Make a verbatim copy of the entries below; pictures stay out.

Provided records:
**********
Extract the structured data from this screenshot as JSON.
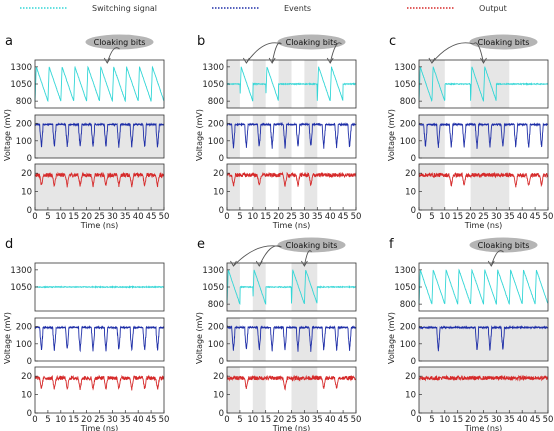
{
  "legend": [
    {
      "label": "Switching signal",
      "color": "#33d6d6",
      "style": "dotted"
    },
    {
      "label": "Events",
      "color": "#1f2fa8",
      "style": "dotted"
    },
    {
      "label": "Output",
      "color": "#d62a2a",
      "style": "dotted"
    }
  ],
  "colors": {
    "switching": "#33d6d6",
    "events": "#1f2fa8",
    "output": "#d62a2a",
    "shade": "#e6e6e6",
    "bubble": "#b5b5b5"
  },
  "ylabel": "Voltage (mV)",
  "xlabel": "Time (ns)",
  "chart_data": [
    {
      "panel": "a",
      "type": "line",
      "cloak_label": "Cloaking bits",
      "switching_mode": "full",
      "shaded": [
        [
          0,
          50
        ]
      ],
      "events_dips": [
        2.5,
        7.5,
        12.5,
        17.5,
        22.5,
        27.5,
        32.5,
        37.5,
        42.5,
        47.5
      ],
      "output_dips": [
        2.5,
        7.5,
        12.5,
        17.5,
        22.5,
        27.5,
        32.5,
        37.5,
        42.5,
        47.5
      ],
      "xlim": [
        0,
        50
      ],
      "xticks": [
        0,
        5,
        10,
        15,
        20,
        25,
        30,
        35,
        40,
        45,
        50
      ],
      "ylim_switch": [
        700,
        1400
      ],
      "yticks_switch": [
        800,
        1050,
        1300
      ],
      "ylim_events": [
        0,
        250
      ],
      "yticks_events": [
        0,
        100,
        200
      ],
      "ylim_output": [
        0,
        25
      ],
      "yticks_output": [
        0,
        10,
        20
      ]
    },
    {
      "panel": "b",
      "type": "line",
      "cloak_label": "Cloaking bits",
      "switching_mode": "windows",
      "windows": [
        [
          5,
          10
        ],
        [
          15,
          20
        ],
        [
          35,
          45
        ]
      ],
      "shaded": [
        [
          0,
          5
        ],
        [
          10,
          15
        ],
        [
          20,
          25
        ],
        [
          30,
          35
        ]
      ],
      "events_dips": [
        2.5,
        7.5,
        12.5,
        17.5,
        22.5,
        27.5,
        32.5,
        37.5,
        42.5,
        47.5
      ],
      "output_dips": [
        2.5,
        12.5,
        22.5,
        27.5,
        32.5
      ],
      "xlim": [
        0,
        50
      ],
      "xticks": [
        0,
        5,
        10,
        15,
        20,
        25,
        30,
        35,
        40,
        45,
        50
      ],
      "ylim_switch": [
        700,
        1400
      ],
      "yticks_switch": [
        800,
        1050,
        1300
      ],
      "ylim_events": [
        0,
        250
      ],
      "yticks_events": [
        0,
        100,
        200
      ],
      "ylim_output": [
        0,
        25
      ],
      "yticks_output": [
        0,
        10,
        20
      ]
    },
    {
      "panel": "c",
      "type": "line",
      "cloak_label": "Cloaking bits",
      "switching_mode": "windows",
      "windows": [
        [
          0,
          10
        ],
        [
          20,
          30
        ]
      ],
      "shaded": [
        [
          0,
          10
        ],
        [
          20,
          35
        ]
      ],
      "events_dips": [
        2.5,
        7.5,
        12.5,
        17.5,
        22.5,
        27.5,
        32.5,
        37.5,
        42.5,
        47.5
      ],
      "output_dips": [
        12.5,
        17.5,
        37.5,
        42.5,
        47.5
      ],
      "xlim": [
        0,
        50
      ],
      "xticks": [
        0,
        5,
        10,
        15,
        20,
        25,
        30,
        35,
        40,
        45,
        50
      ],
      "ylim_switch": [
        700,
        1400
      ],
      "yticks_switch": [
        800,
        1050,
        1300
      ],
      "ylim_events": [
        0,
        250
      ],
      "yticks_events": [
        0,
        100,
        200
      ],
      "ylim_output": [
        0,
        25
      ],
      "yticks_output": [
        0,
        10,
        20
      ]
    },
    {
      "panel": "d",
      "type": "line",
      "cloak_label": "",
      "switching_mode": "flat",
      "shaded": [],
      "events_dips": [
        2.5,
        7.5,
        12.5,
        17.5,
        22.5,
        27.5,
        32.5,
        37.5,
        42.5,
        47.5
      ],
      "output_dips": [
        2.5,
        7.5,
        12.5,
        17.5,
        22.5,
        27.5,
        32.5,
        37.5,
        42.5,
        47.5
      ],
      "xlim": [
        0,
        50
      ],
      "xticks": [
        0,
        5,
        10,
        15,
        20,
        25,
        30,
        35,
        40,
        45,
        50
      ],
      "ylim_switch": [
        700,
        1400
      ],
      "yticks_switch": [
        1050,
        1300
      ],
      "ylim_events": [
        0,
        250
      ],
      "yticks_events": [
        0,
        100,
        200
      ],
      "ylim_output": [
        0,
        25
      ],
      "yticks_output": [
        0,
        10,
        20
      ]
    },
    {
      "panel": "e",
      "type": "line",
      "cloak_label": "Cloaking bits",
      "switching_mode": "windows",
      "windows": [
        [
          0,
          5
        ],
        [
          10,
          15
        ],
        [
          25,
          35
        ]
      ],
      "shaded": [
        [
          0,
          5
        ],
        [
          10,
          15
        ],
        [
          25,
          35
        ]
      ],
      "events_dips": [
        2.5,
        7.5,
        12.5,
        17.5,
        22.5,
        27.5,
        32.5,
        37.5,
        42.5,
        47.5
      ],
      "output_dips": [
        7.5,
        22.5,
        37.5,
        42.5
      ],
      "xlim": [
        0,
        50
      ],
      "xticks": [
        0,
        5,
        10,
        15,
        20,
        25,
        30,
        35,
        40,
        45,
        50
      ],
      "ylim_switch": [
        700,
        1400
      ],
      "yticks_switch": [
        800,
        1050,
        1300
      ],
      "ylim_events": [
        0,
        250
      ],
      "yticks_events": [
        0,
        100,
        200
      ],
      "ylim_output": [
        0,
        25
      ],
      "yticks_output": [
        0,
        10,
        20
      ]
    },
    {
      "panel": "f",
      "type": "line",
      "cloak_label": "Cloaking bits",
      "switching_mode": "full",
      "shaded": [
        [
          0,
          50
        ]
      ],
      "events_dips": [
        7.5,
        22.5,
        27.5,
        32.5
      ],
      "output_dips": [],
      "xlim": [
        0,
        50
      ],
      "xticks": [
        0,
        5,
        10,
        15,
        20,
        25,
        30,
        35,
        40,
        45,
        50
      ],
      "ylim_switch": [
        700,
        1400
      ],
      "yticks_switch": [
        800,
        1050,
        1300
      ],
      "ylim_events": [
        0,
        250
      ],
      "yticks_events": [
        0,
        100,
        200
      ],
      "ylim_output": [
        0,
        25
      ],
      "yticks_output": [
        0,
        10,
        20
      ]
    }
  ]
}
**********
The solution:
Extract the structured data from this screenshot as JSON.
{
  "legend": [
    {
      "label": "Switching signal",
      "color": "#33d6d6",
      "style": "dotted"
    },
    {
      "label": "Events",
      "color": "#1f2fa8",
      "style": "dotted"
    },
    {
      "label": "Output",
      "color": "#d62a2a",
      "style": "dotted"
    }
  ],
  "colors": {
    "switching": "#33d6d6",
    "events": "#1f2fa8",
    "output": "#d62a2a",
    "shade": "#e6e6e6",
    "bubble": "#b5b5b5"
  },
  "ylabel": "Voltage (mV)",
  "xlabel": "Time (ns)",
  "chart_data": [
    {
      "panel": "a",
      "type": "line",
      "cloak_label": "Cloaking bits",
      "switching_mode": "full",
      "shaded": [
        [
          0,
          50
        ]
      ],
      "events_dips": [
        2.5,
        7.5,
        12.5,
        17.5,
        22.5,
        27.5,
        32.5,
        37.5,
        42.5,
        47.5
      ],
      "output_dips": [
        2.5,
        7.5,
        12.5,
        17.5,
        22.5,
        27.5,
        32.5,
        37.5,
        42.5,
        47.5
      ],
      "xlim": [
        0,
        50
      ],
      "xticks": [
        0,
        5,
        10,
        15,
        20,
        25,
        30,
        35,
        40,
        45,
        50
      ],
      "ylim_switch": [
        700,
        1400
      ],
      "yticks_switch": [
        800,
        1050,
        1300
      ],
      "ylim_events": [
        0,
        250
      ],
      "yticks_events": [
        0,
        100,
        200
      ],
      "ylim_output": [
        0,
        25
      ],
      "yticks_output": [
        0,
        10,
        20
      ]
    },
    {
      "panel": "b",
      "type": "line",
      "cloak_label": "Cloaking bits",
      "switching_mode": "windows",
      "windows": [
        [
          5,
          10
        ],
        [
          15,
          20
        ],
        [
          35,
          45
        ]
      ],
      "shaded": [
        [
          0,
          5
        ],
        [
          10,
          15
        ],
        [
          20,
          25
        ],
        [
          30,
          35
        ]
      ],
      "events_dips": [
        2.5,
        7.5,
        12.5,
        17.5,
        22.5,
        27.5,
        32.5,
        37.5,
        42.5,
        47.5
      ],
      "output_dips": [
        2.5,
        12.5,
        22.5,
        27.5,
        32.5
      ],
      "xlim": [
        0,
        50
      ],
      "xticks": [
        0,
        5,
        10,
        15,
        20,
        25,
        30,
        35,
        40,
        45,
        50
      ],
      "ylim_switch": [
        700,
        1400
      ],
      "yticks_switch": [
        800,
        1050,
        1300
      ],
      "ylim_events": [
        0,
        250
      ],
      "yticks_events": [
        0,
        100,
        200
      ],
      "ylim_output": [
        0,
        25
      ],
      "yticks_output": [
        0,
        10,
        20
      ]
    },
    {
      "panel": "c",
      "type": "line",
      "cloak_label": "Cloaking bits",
      "switching_mode": "windows",
      "windows": [
        [
          0,
          10
        ],
        [
          20,
          30
        ]
      ],
      "shaded": [
        [
          0,
          10
        ],
        [
          20,
          35
        ]
      ],
      "events_dips": [
        2.5,
        7.5,
        12.5,
        17.5,
        22.5,
        27.5,
        32.5,
        37.5,
        42.5,
        47.5
      ],
      "output_dips": [
        12.5,
        17.5,
        37.5,
        42.5,
        47.5
      ],
      "xlim": [
        0,
        50
      ],
      "xticks": [
        0,
        5,
        10,
        15,
        20,
        25,
        30,
        35,
        40,
        45,
        50
      ],
      "ylim_switch": [
        700,
        1400
      ],
      "yticks_switch": [
        800,
        1050,
        1300
      ],
      "ylim_events": [
        0,
        250
      ],
      "yticks_events": [
        0,
        100,
        200
      ],
      "ylim_output": [
        0,
        25
      ],
      "yticks_output": [
        0,
        10,
        20
      ]
    },
    {
      "panel": "d",
      "type": "line",
      "cloak_label": "",
      "switching_mode": "flat",
      "shaded": [],
      "events_dips": [
        2.5,
        7.5,
        12.5,
        17.5,
        22.5,
        27.5,
        32.5,
        37.5,
        42.5,
        47.5
      ],
      "output_dips": [
        2.5,
        7.5,
        12.5,
        17.5,
        22.5,
        27.5,
        32.5,
        37.5,
        42.5,
        47.5
      ],
      "xlim": [
        0,
        50
      ],
      "xticks": [
        0,
        5,
        10,
        15,
        20,
        25,
        30,
        35,
        40,
        45,
        50
      ],
      "ylim_switch": [
        700,
        1400
      ],
      "yticks_switch": [
        1050,
        1300
      ],
      "ylim_events": [
        0,
        250
      ],
      "yticks_events": [
        0,
        100,
        200
      ],
      "ylim_output": [
        0,
        25
      ],
      "yticks_output": [
        0,
        10,
        20
      ]
    },
    {
      "panel": "e",
      "type": "line",
      "cloak_label": "Cloaking bits",
      "switching_mode": "windows",
      "windows": [
        [
          0,
          5
        ],
        [
          10,
          15
        ],
        [
          25,
          35
        ]
      ],
      "shaded": [
        [
          0,
          5
        ],
        [
          10,
          15
        ],
        [
          25,
          35
        ]
      ],
      "events_dips": [
        2.5,
        7.5,
        12.5,
        17.5,
        22.5,
        27.5,
        32.5,
        37.5,
        42.5,
        47.5
      ],
      "output_dips": [
        7.5,
        22.5,
        37.5,
        42.5
      ],
      "xlim": [
        0,
        50
      ],
      "xticks": [
        0,
        5,
        10,
        15,
        20,
        25,
        30,
        35,
        40,
        45,
        50
      ],
      "ylim_switch": [
        700,
        1400
      ],
      "yticks_switch": [
        800,
        1050,
        1300
      ],
      "ylim_events": [
        0,
        250
      ],
      "yticks_events": [
        0,
        100,
        200
      ],
      "ylim_output": [
        0,
        25
      ],
      "yticks_output": [
        0,
        10,
        20
      ]
    },
    {
      "panel": "f",
      "type": "line",
      "cloak_label": "Cloaking bits",
      "switching_mode": "full",
      "shaded": [
        [
          0,
          50
        ]
      ],
      "events_dips": [
        7.5,
        22.5,
        27.5,
        32.5
      ],
      "output_dips": [],
      "xlim": [
        0,
        50
      ],
      "xticks": [
        0,
        5,
        10,
        15,
        20,
        25,
        30,
        35,
        40,
        45,
        50
      ],
      "ylim_switch": [
        700,
        1400
      ],
      "yticks_switch": [
        800,
        1050,
        1300
      ],
      "ylim_events": [
        0,
        250
      ],
      "yticks_events": [
        0,
        100,
        200
      ],
      "ylim_output": [
        0,
        25
      ],
      "yticks_output": [
        0,
        10,
        20
      ]
    }
  ]
}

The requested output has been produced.